Provided records
########################################

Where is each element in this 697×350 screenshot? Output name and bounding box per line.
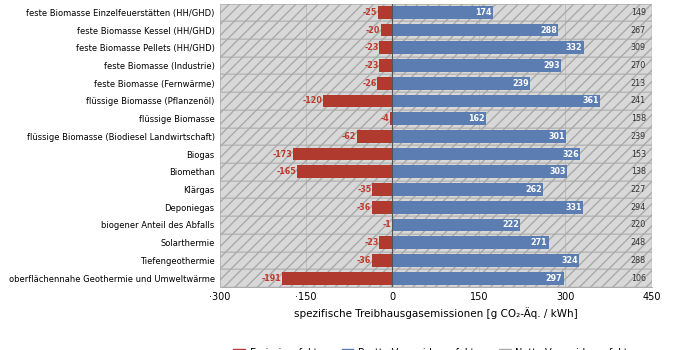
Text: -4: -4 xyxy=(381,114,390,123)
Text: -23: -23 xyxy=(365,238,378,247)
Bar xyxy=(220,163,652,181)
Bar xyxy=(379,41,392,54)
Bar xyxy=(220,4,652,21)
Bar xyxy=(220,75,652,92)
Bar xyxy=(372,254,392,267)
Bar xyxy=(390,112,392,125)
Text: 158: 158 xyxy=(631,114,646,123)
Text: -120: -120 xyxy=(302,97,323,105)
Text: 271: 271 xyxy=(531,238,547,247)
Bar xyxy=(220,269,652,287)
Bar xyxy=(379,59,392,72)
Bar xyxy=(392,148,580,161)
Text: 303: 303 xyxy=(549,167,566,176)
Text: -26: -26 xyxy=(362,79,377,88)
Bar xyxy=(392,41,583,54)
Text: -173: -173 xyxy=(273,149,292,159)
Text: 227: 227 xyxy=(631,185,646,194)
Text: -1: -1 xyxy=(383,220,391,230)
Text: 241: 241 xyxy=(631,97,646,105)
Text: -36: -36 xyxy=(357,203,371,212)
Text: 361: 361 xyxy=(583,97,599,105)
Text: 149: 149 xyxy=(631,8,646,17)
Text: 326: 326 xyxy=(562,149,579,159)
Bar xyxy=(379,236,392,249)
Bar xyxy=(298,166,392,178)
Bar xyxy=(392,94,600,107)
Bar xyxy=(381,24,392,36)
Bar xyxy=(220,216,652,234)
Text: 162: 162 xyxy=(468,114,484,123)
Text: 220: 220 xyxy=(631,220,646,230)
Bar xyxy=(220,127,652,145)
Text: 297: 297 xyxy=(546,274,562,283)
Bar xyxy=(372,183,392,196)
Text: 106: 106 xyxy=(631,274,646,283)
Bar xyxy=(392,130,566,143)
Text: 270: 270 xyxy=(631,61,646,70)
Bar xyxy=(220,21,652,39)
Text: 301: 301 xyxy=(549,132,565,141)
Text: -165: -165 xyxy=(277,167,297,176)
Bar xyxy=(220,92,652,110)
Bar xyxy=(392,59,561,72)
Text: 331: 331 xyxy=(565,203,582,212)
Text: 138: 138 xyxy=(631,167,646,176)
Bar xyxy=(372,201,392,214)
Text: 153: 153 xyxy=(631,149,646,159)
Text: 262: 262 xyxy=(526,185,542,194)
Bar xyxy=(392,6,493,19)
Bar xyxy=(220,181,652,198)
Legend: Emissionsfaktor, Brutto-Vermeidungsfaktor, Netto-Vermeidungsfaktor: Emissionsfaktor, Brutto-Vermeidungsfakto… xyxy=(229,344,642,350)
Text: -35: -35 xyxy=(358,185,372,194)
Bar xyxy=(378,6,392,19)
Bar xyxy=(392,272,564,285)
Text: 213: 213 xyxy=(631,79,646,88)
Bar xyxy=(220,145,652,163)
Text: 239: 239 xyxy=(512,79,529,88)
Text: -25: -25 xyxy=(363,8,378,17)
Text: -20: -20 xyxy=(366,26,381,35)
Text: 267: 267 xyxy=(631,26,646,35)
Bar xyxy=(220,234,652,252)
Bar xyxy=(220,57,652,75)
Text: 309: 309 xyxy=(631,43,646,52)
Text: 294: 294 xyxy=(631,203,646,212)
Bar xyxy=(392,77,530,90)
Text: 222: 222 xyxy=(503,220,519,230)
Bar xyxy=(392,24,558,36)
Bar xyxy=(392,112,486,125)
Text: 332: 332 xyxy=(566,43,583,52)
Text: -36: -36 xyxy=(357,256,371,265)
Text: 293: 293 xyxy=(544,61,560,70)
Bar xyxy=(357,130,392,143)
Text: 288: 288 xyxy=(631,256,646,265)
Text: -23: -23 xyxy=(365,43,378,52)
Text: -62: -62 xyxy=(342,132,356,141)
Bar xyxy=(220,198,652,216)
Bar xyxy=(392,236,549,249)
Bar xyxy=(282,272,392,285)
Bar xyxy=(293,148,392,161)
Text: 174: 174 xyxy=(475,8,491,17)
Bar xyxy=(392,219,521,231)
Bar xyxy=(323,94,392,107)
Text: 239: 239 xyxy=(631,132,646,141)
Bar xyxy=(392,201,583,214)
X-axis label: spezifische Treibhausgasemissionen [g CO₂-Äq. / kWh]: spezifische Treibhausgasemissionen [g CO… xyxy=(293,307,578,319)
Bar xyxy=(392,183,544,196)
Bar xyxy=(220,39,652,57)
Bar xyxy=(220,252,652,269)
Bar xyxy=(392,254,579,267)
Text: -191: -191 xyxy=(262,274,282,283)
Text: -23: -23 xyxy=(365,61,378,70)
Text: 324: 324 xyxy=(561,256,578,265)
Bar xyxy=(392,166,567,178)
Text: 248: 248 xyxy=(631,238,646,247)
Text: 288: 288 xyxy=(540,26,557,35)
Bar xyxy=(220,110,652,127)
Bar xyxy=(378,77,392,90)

########################################

To do
Output every one of the rows above again, line for line and unchanged, leaving out the picture lines.

Task answer
Where is each element in this 697×350 screenshot? Output name and bounding box per line.
Text: -4: -4 xyxy=(381,114,390,123)
Text: -23: -23 xyxy=(365,238,378,247)
Bar xyxy=(220,163,652,181)
Bar xyxy=(379,41,392,54)
Bar xyxy=(220,4,652,21)
Bar xyxy=(220,75,652,92)
Bar xyxy=(372,254,392,267)
Bar xyxy=(390,112,392,125)
Text: 158: 158 xyxy=(631,114,646,123)
Text: -120: -120 xyxy=(302,97,323,105)
Text: 271: 271 xyxy=(531,238,547,247)
Bar xyxy=(220,269,652,287)
Bar xyxy=(379,59,392,72)
Bar xyxy=(392,148,580,161)
Text: 303: 303 xyxy=(549,167,566,176)
Text: -26: -26 xyxy=(362,79,377,88)
Bar xyxy=(392,41,583,54)
Text: -173: -173 xyxy=(273,149,292,159)
Text: 227: 227 xyxy=(631,185,646,194)
Text: -1: -1 xyxy=(383,220,391,230)
Text: 241: 241 xyxy=(631,97,646,105)
Text: -36: -36 xyxy=(357,203,371,212)
Text: 361: 361 xyxy=(583,97,599,105)
Text: 149: 149 xyxy=(631,8,646,17)
Text: 326: 326 xyxy=(562,149,579,159)
Bar xyxy=(379,236,392,249)
Bar xyxy=(298,166,392,178)
Bar xyxy=(392,94,600,107)
Bar xyxy=(381,24,392,36)
Bar xyxy=(220,216,652,234)
Text: 162: 162 xyxy=(468,114,484,123)
Text: 220: 220 xyxy=(631,220,646,230)
Bar xyxy=(220,127,652,145)
Text: 297: 297 xyxy=(546,274,562,283)
Bar xyxy=(372,183,392,196)
Text: 106: 106 xyxy=(631,274,646,283)
Bar xyxy=(392,130,566,143)
Text: 270: 270 xyxy=(631,61,646,70)
Bar xyxy=(220,21,652,39)
Text: 301: 301 xyxy=(549,132,565,141)
Text: -165: -165 xyxy=(277,167,297,176)
Bar xyxy=(220,92,652,110)
Bar xyxy=(392,59,561,72)
Text: 331: 331 xyxy=(565,203,582,212)
Text: 138: 138 xyxy=(631,167,646,176)
Bar xyxy=(372,201,392,214)
Text: 153: 153 xyxy=(631,149,646,159)
Text: 262: 262 xyxy=(526,185,542,194)
Bar xyxy=(392,6,493,19)
Bar xyxy=(220,181,652,198)
Legend: Emissionsfaktor, Brutto-Vermeidungsfaktor, Netto-Vermeidungsfaktor: Emissionsfaktor, Brutto-Vermeidungsfakto… xyxy=(229,344,642,350)
Text: -35: -35 xyxy=(358,185,372,194)
Bar xyxy=(378,6,392,19)
Bar xyxy=(392,272,564,285)
Text: 213: 213 xyxy=(631,79,646,88)
Bar xyxy=(220,145,652,163)
Text: 239: 239 xyxy=(512,79,529,88)
Text: -25: -25 xyxy=(363,8,378,17)
Text: -20: -20 xyxy=(366,26,381,35)
Text: 267: 267 xyxy=(631,26,646,35)
Bar xyxy=(220,234,652,252)
Bar xyxy=(220,57,652,75)
Text: 309: 309 xyxy=(631,43,646,52)
Text: 294: 294 xyxy=(631,203,646,212)
Bar xyxy=(392,77,530,90)
Text: 222: 222 xyxy=(503,220,519,230)
Bar xyxy=(392,24,558,36)
Bar xyxy=(392,112,486,125)
Text: 332: 332 xyxy=(566,43,583,52)
Text: -36: -36 xyxy=(357,256,371,265)
Text: 293: 293 xyxy=(544,61,560,70)
Bar xyxy=(357,130,392,143)
Text: 288: 288 xyxy=(631,256,646,265)
Text: -23: -23 xyxy=(365,43,378,52)
Text: -62: -62 xyxy=(342,132,356,141)
Bar xyxy=(220,198,652,216)
Bar xyxy=(392,236,549,249)
Bar xyxy=(282,272,392,285)
Bar xyxy=(293,148,392,161)
Text: 174: 174 xyxy=(475,8,491,17)
Bar xyxy=(392,219,521,231)
Bar xyxy=(323,94,392,107)
Text: 239: 239 xyxy=(631,132,646,141)
Bar xyxy=(392,201,583,214)
X-axis label: spezifische Treibhausgasemissionen [g CO₂-Äq. / kWh]: spezifische Treibhausgasemissionen [g CO… xyxy=(293,307,578,319)
Bar xyxy=(392,183,544,196)
Bar xyxy=(220,39,652,57)
Bar xyxy=(220,252,652,269)
Bar xyxy=(392,254,579,267)
Text: -191: -191 xyxy=(262,274,282,283)
Text: -23: -23 xyxy=(365,61,378,70)
Text: 324: 324 xyxy=(561,256,578,265)
Bar xyxy=(392,166,567,178)
Text: 248: 248 xyxy=(631,238,646,247)
Text: 288: 288 xyxy=(540,26,557,35)
Bar xyxy=(220,110,652,127)
Bar xyxy=(378,77,392,90)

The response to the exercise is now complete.